Requirements:
Please retype the records below exactly, leaving out any pictures.
** BEGIN Material for this exercise **
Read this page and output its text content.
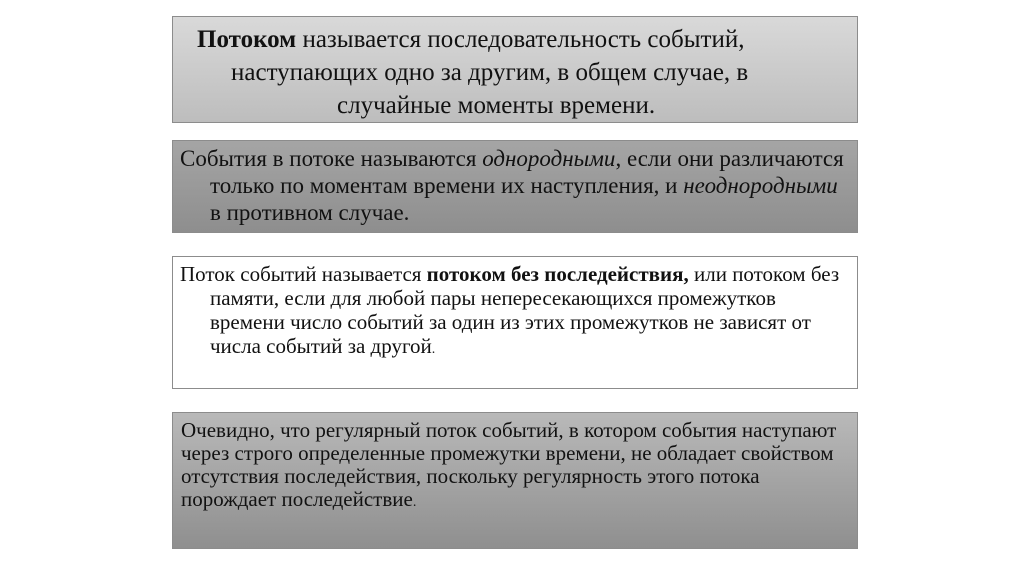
Потоком называется последовательность событий,
наступающих одно за другим, в общем случае, в
случайные моменты времени.

События в потоке называются однородными, если они различаются только по моментам времени их наступления, и неоднородными в противном случае.

Поток событий называется потоком без последействия, или потоком без памяти, если для любой пары непересекающихся промежутков времени число событий за один из этих промежутков не зависят от числа событий за другой.

Очевидно, что регулярный поток событий, в котором события наступают через строго определенные промежутки времени, не обладает свойством отсутствия последействия, поскольку регулярность этого потока порождает последействие.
** END Material for this exercise **
Output below:
Read this page and output its text content.
Потоком называется последовательность событий,
наступающих одно за другим, в общем случае, в
случайные моменты времени.

События в потоке называются однородными, если они различаются только по моментам времени их наступления, и неоднородными в противном случае.

Поток событий называется потоком без последействия, или потоком без памяти, если для любой пары непересекающихся промежутков времени число событий за один из этих промежутков не зависят от числа событий за другой.

Очевидно, что регулярный поток событий, в котором события наступают через строго определенные промежутки времени, не обладает свойством отсутствия последействия, поскольку регулярность этого потока порождает последействие.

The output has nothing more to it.